Quesiti:
a - Rispondi a queste domande sul brano dedicato alla cavalleria nella ritirata:
(i) Qual è, in sostanza, il compito della cavalleria?
(ii) Come viene descritto il destriero che il cavaliere deve dominare?
(iii) Per che cosa manca il tempo materiale nel dramma che segue Caporetto?
b - Elenca tutti i nomi di luogo citati nel brano sulla cavalleria nella ritirata, ciascuno una sola volta.
c - Riprendi il brano sulla cavalleria nella ritirata e proseguilo dopo l'ultima riga.

══ Brano del documento ══

Le due fasi della manovra in ritirata: dalla Bainsizza al Tagliamento, dal Tagliamento al Piave

Il compito della cavalleria è in sostanza quello di evitare che le preponderanti forze avversarie dilaghino nella pianura senza trovare ostacoli di sorta alla loro avanzata. La protezione del ripiegamento è un compito nel quale bisogna avere il coraggio di sacrificarsi mettendosi in mezzo tra l’amico che ripiega e il nemico che avanza.

Compito non facile per il quale necessita un’autodisciplina che si impone sull’istinto di conservazione e questo carattere si forma nei cavalieri che imparano a dominare sé stessi per dominare il generoso ma inquieto, ombroso destriero, dotato di una precisa volontà che deve essere indirizzata nel senso voluto dal cavaliere.

Ma nel dramma che segue Caporetto non c’è il tempo materiale per riorganizzare altre forze efficienti ed alla cavalleria viene richiesto di far appello alle sue risorse ed alla sua capacità di sacrificio.

La 2^ Divisione di Cavalleria.

═══
══ Dati mostrati ══

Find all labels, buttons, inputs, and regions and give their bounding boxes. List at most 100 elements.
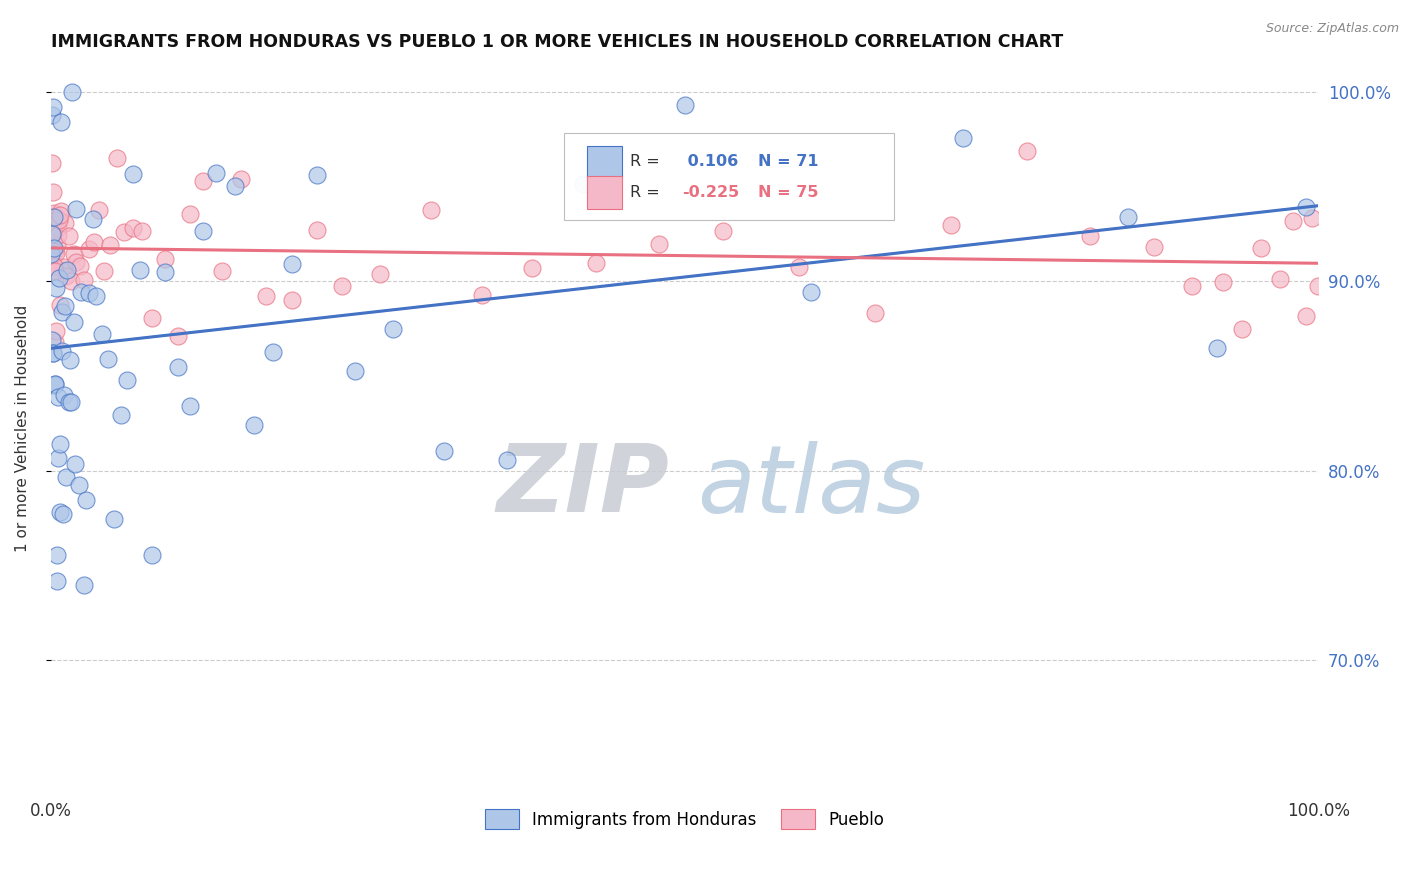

═══

Risposte:
a -
(i) Evitare che le preponderanti forze avversarie dilaghino nella pianura senza trovare ostacoli di sorta alla loro avanzata.
(ii) Generoso ma inquieto, ombroso, dotato di una precisa volontà che deve essere indirizzata nel senso voluto dal cavaliere.
(iii) Per riorganizzare altre forze efficienti.

b - Bainsizza, Tagliamento, Piave, Caporetto

c -
Dal 25 al 31 ottobre la 2^ Divisione di Cavalleria, rinforzata da Saluzzo opera per proteggere il ripiegamento della 2^ Armata ormai in rotta. La 2^ Divisione di Cavalleria resiste sul Torre dal 25 al 28 ottobre, ostacolando l'avanzata delle avanguardie nemiche con reiterate azioni ritardatrici e con continue puntate offensive sul fianco degli austro-tedeschi, che dalle Prealpi Giulie dilagano nella pianura friulana. In particolare la 4^ Brigata, reggimenti Aosta e Mantova, il 27 ottobre, nei pressi di Cividale, si apre un varco con ripetute vigorosissime cariche a cavallo tra le forze avversarie che tendono di accerchiarla.

Anche Saluzzo, con aliquote di Umberto, protegge a Beivars il ripiegamento su Udine delle fanterie, alternando senza tregua risolute azioni di fuoco a reazioni dinamiche condotte a cavallo, tanto che dopo quattro giornate di combattimenti è ridotto a poco più di 120 cavalleggeri.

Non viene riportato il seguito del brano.